Repeat the lines below exactly as they appear, but leave out the images.
##### SOURCE DATA #####
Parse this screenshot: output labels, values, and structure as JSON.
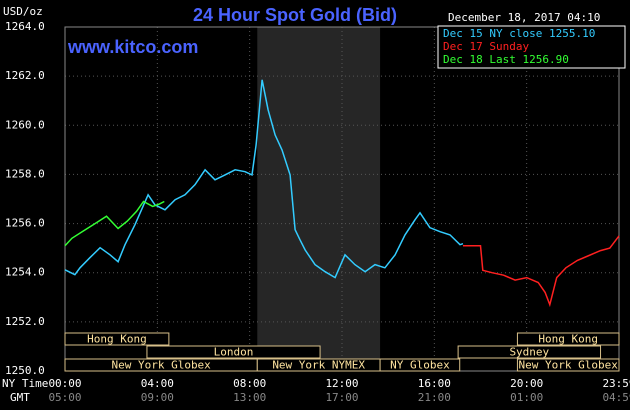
{
  "chart_data": {
    "type": "line",
    "title": "24 Hour Spot Gold (Bid)",
    "site": "www.kitco.com",
    "timestamp": "December 18, 2017 04:10",
    "y_unit": "USD/oz",
    "x_label": "NY Time",
    "x2_label": "GMT",
    "xlim": [
      0,
      24
    ],
    "ylim": [
      1250,
      1264
    ],
    "yticks": [
      {
        "value": 1250,
        "label": "1250.0"
      },
      {
        "value": 1252,
        "label": "1252.0"
      },
      {
        "value": 1254,
        "label": "1254.0"
      },
      {
        "value": 1256,
        "label": "1256.0"
      },
      {
        "value": 1258,
        "label": "1258.0"
      },
      {
        "value": 1260,
        "label": "1260.0"
      },
      {
        "value": 1262,
        "label": "1262.0"
      },
      {
        "value": 1264,
        "label": "1264.0"
      }
    ],
    "xticks": [
      {
        "value": 0,
        "label": "00:00"
      },
      {
        "value": 4,
        "label": "04:00"
      },
      {
        "value": 8,
        "label": "08:00"
      },
      {
        "value": 12,
        "label": "12:00"
      },
      {
        "value": 16,
        "label": "16:00"
      },
      {
        "value": 20,
        "label": "20:00"
      },
      {
        "value": 24,
        "label": "23:59"
      }
    ],
    "x2ticks": [
      {
        "value": 0,
        "label": "05:00"
      },
      {
        "value": 4,
        "label": "09:00"
      },
      {
        "value": 8,
        "label": "13:00"
      },
      {
        "value": 12,
        "label": "17:00"
      },
      {
        "value": 16,
        "label": "21:00"
      },
      {
        "value": 20,
        "label": "01:00"
      },
      {
        "value": 24,
        "label": "04:59"
      }
    ],
    "grid": true,
    "shaded_range": [
      8.33,
      13.65
    ],
    "sessions": [
      {
        "label": "Hong Kong",
        "start": 0,
        "end": 4.5
      },
      {
        "label": "Hong Kong",
        "start": 19.6,
        "end": 24
      },
      {
        "label": "London",
        "start": 3.55,
        "end": 11.05
      },
      {
        "label": "Sydney",
        "start": 17.03,
        "end": 23.2
      },
      {
        "label": "New York Globex",
        "start": 0,
        "end": 8.33
      },
      {
        "label": "New York NYMEX",
        "start": 8.33,
        "end": 13.65
      },
      {
        "label": "NY Globex",
        "start": 13.65,
        "end": 17.1
      },
      {
        "label": "New York Globex",
        "start": 19.6,
        "end": 24
      }
    ],
    "series": [
      {
        "name": "Dec 15 NY close 1255.10",
        "color": "#33ccff",
        "x": [
          0,
          0.43,
          0.65,
          1.08,
          1.52,
          1.95,
          2.3,
          2.6,
          3.03,
          3.6,
          3.9,
          4.33,
          4.77,
          5.2,
          5.63,
          6.07,
          6.5,
          6.93,
          7.37,
          7.8,
          8.1,
          8.28,
          8.54,
          8.8,
          9.1,
          9.4,
          9.75,
          9.97,
          10.18,
          10.4,
          10.83,
          11.27,
          11.7,
          12.13,
          12.56,
          13,
          13.43,
          13.86,
          14.3,
          14.73,
          15.16,
          15.38,
          15.81,
          16.25,
          16.68,
          17.11,
          17.24
        ],
        "values": [
          1254.12,
          1253.92,
          1254.2,
          1254.61,
          1255.02,
          1254.73,
          1254.45,
          1255.14,
          1255.95,
          1257.17,
          1256.76,
          1256.56,
          1256.97,
          1257.17,
          1257.58,
          1258.19,
          1257.78,
          1257.98,
          1258.19,
          1258.11,
          1257.98,
          1259.2,
          1261.85,
          1260.63,
          1259.61,
          1259.0,
          1257.98,
          1255.75,
          1255.34,
          1254.93,
          1254.33,
          1254.04,
          1253.8,
          1254.73,
          1254.33,
          1254.04,
          1254.33,
          1254.2,
          1254.73,
          1255.54,
          1256.15,
          1256.44,
          1255.83,
          1255.67,
          1255.54,
          1255.14,
          1255.18
        ]
      },
      {
        "name": "Dec 17 Sunday",
        "color": "#ff2020",
        "x": [
          17.24,
          18.0,
          18.1,
          18.5,
          19,
          19.5,
          20,
          20.5,
          20.8,
          21.0,
          21.3,
          21.7,
          22.2,
          22.7,
          23.2,
          23.6,
          24.0
        ],
        "values": [
          1255.1,
          1255.1,
          1254.1,
          1254.0,
          1253.9,
          1253.7,
          1253.8,
          1253.6,
          1253.2,
          1252.7,
          1253.8,
          1254.2,
          1254.5,
          1254.7,
          1254.9,
          1255.0,
          1255.5
        ]
      },
      {
        "name": "Dec 18 Last 1256.90",
        "color": "#33ff33",
        "x": [
          0,
          0.3,
          0.8,
          1.3,
          1.8,
          2.3,
          2.7,
          3.1,
          3.4,
          3.8,
          4.1,
          4.3
        ],
        "values": [
          1255.1,
          1255.4,
          1255.7,
          1256.0,
          1256.3,
          1255.8,
          1256.1,
          1256.5,
          1256.9,
          1256.7,
          1256.8,
          1256.9
        ]
      }
    ]
  }
}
#####
▶ _IN RESPONSE_:
Parse this screenshot: output labels, values, and structure as JSON.
{
  "chart_data": {
    "type": "line",
    "title": "24 Hour Spot Gold (Bid)",
    "site": "www.kitco.com",
    "timestamp": "December 18, 2017 04:10",
    "y_unit": "USD/oz",
    "x_label": "NY Time",
    "x2_label": "GMT",
    "xlim": [
      0,
      24
    ],
    "ylim": [
      1250,
      1264
    ],
    "yticks": [
      {
        "value": 1250,
        "label": "1250.0"
      },
      {
        "value": 1252,
        "label": "1252.0"
      },
      {
        "value": 1254,
        "label": "1254.0"
      },
      {
        "value": 1256,
        "label": "1256.0"
      },
      {
        "value": 1258,
        "label": "1258.0"
      },
      {
        "value": 1260,
        "label": "1260.0"
      },
      {
        "value": 1262,
        "label": "1262.0"
      },
      {
        "value": 1264,
        "label": "1264.0"
      }
    ],
    "xticks": [
      {
        "value": 0,
        "label": "00:00"
      },
      {
        "value": 4,
        "label": "04:00"
      },
      {
        "value": 8,
        "label": "08:00"
      },
      {
        "value": 12,
        "label": "12:00"
      },
      {
        "value": 16,
        "label": "16:00"
      },
      {
        "value": 20,
        "label": "20:00"
      },
      {
        "value": 24,
        "label": "23:59"
      }
    ],
    "x2ticks": [
      {
        "value": 0,
        "label": "05:00"
      },
      {
        "value": 4,
        "label": "09:00"
      },
      {
        "value": 8,
        "label": "13:00"
      },
      {
        "value": 12,
        "label": "17:00"
      },
      {
        "value": 16,
        "label": "21:00"
      },
      {
        "value": 20,
        "label": "01:00"
      },
      {
        "value": 24,
        "label": "04:59"
      }
    ],
    "grid": true,
    "shaded_range": [
      8.33,
      13.65
    ],
    "sessions": [
      {
        "label": "Hong Kong",
        "start": 0,
        "end": 4.5
      },
      {
        "label": "Hong Kong",
        "start": 19.6,
        "end": 24
      },
      {
        "label": "London",
        "start": 3.55,
        "end": 11.05
      },
      {
        "label": "Sydney",
        "start": 17.03,
        "end": 23.2
      },
      {
        "label": "New York Globex",
        "start": 0,
        "end": 8.33
      },
      {
        "label": "New York NYMEX",
        "start": 8.33,
        "end": 13.65
      },
      {
        "label": "NY Globex",
        "start": 13.65,
        "end": 17.1
      },
      {
        "label": "New York Globex",
        "start": 19.6,
        "end": 24
      }
    ],
    "series": [
      {
        "name": "Dec 15 NY close 1255.10",
        "color": "#33ccff",
        "x": [
          0,
          0.43,
          0.65,
          1.08,
          1.52,
          1.95,
          2.3,
          2.6,
          3.03,
          3.6,
          3.9,
          4.33,
          4.77,
          5.2,
          5.63,
          6.07,
          6.5,
          6.93,
          7.37,
          7.8,
          8.1,
          8.28,
          8.54,
          8.8,
          9.1,
          9.4,
          9.75,
          9.97,
          10.18,
          10.4,
          10.83,
          11.27,
          11.7,
          12.13,
          12.56,
          13,
          13.43,
          13.86,
          14.3,
          14.73,
          15.16,
          15.38,
          15.81,
          16.25,
          16.68,
          17.11,
          17.24
        ],
        "values": [
          1254.12,
          1253.92,
          1254.2,
          1254.61,
          1255.02,
          1254.73,
          1254.45,
          1255.14,
          1255.95,
          1257.17,
          1256.76,
          1256.56,
          1256.97,
          1257.17,
          1257.58,
          1258.19,
          1257.78,
          1257.98,
          1258.19,
          1258.11,
          1257.98,
          1259.2,
          1261.85,
          1260.63,
          1259.61,
          1259.0,
          1257.98,
          1255.75,
          1255.34,
          1254.93,
          1254.33,
          1254.04,
          1253.8,
          1254.73,
          1254.33,
          1254.04,
          1254.33,
          1254.2,
          1254.73,
          1255.54,
          1256.15,
          1256.44,
          1255.83,
          1255.67,
          1255.54,
          1255.14,
          1255.18
        ]
      },
      {
        "name": "Dec 17 Sunday",
        "color": "#ff2020",
        "x": [
          17.24,
          18.0,
          18.1,
          18.5,
          19,
          19.5,
          20,
          20.5,
          20.8,
          21.0,
          21.3,
          21.7,
          22.2,
          22.7,
          23.2,
          23.6,
          24.0
        ],
        "values": [
          1255.1,
          1255.1,
          1254.1,
          1254.0,
          1253.9,
          1253.7,
          1253.8,
          1253.6,
          1253.2,
          1252.7,
          1253.8,
          1254.2,
          1254.5,
          1254.7,
          1254.9,
          1255.0,
          1255.5
        ]
      },
      {
        "name": "Dec 18 Last 1256.90",
        "color": "#33ff33",
        "x": [
          0,
          0.3,
          0.8,
          1.3,
          1.8,
          2.3,
          2.7,
          3.1,
          3.4,
          3.8,
          4.1,
          4.3
        ],
        "values": [
          1255.1,
          1255.4,
          1255.7,
          1256.0,
          1256.3,
          1255.8,
          1256.1,
          1256.5,
          1256.9,
          1256.7,
          1256.8,
          1256.9
        ]
      }
    ]
  }
}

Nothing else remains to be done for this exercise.